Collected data
--- Start ---

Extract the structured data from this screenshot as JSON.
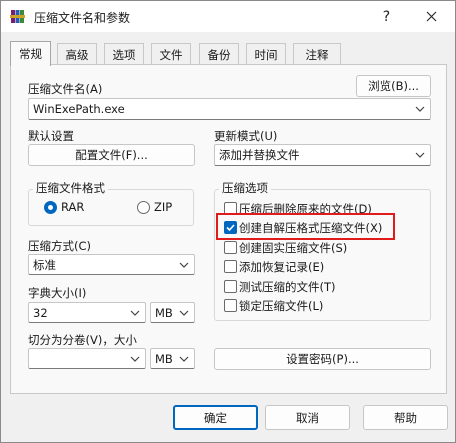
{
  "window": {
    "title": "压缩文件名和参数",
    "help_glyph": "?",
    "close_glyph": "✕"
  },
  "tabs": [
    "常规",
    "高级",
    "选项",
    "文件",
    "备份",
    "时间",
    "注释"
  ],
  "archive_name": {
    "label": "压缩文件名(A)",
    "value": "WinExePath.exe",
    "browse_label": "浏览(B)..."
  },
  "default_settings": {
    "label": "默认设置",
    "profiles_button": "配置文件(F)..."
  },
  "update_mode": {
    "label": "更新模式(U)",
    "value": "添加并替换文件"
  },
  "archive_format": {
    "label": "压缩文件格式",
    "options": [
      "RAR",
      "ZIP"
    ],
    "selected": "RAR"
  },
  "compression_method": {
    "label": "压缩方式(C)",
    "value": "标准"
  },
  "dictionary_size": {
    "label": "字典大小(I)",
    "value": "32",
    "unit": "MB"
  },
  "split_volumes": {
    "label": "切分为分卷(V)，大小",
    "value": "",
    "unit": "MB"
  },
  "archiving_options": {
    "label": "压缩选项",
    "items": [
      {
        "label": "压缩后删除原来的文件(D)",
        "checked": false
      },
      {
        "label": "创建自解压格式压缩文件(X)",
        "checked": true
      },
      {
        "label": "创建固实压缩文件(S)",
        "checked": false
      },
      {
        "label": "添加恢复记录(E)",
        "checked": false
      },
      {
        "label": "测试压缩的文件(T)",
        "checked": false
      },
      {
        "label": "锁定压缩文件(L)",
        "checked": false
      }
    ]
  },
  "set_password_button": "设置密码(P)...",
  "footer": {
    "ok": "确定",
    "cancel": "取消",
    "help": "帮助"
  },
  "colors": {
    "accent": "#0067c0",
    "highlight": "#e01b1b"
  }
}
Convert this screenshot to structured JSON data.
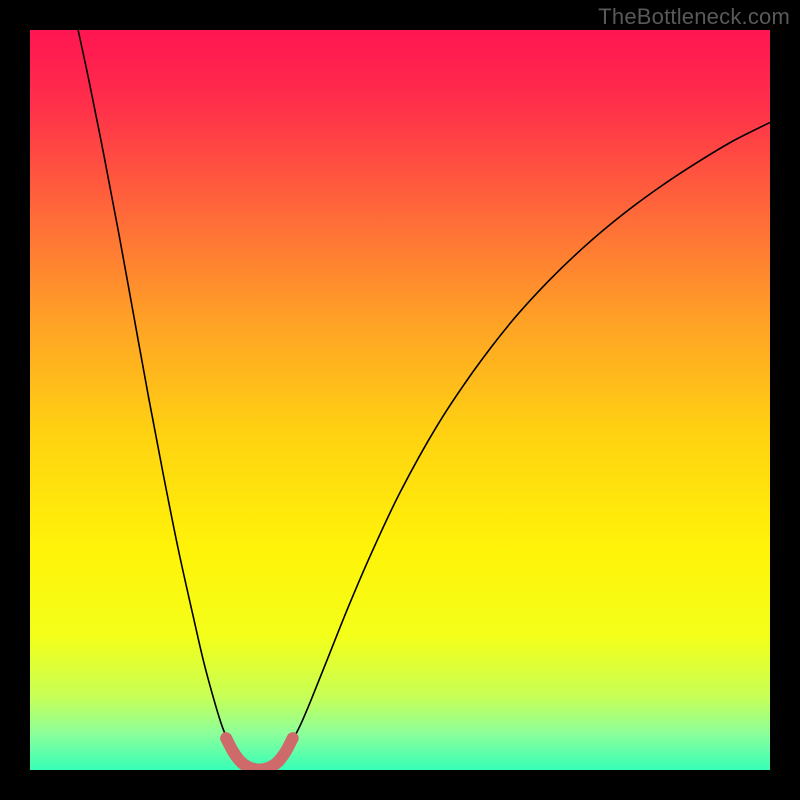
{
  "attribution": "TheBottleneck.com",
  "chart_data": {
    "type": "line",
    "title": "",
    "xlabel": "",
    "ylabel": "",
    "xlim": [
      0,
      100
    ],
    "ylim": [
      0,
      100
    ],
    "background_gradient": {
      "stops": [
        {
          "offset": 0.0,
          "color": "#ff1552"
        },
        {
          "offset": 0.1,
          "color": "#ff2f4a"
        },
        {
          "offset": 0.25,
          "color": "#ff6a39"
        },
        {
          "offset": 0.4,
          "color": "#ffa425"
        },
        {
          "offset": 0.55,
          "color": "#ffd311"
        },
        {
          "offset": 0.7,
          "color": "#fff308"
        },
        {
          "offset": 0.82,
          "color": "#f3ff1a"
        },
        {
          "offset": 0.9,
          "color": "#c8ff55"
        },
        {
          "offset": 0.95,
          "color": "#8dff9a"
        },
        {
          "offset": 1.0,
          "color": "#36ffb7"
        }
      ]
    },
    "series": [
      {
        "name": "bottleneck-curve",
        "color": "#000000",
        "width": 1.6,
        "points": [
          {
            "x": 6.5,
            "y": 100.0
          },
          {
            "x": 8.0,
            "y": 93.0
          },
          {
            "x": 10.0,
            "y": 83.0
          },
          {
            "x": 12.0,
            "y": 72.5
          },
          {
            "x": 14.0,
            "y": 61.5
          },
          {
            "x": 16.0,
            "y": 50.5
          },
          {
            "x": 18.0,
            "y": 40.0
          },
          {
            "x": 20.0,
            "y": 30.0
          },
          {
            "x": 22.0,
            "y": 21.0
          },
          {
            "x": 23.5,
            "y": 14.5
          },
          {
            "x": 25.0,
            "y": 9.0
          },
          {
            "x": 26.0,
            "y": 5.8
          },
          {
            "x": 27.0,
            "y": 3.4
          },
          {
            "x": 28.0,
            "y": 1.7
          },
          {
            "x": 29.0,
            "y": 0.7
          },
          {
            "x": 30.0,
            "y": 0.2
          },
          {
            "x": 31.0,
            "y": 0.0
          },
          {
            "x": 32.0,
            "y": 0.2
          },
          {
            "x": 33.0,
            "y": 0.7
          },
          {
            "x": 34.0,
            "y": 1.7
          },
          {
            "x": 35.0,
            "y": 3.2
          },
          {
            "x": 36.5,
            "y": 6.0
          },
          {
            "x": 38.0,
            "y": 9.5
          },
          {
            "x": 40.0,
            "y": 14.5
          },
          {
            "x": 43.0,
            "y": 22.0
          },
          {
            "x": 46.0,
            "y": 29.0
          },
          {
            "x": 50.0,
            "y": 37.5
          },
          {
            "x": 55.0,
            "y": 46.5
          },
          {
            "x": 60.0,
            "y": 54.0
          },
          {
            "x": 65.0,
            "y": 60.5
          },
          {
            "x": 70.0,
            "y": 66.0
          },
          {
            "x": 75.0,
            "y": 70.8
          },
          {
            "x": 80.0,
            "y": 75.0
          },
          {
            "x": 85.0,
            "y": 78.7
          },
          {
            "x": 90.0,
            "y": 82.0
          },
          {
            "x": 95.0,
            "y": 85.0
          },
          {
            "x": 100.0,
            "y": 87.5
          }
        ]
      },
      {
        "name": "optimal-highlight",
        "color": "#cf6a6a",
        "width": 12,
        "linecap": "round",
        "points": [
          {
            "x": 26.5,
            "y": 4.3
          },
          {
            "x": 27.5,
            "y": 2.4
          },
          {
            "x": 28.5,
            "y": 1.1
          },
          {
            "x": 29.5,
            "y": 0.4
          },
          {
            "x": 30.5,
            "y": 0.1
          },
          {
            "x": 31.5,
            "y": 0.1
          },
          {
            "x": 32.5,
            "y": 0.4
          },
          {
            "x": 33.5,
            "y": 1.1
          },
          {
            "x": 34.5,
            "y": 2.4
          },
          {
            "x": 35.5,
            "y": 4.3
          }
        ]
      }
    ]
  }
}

--- End ---

SHORT PROBLEM = Tally how many lines of the data include the word "JSON". Write the number and nothing else.

SOLUTION FOR THIS EXERCISE = 2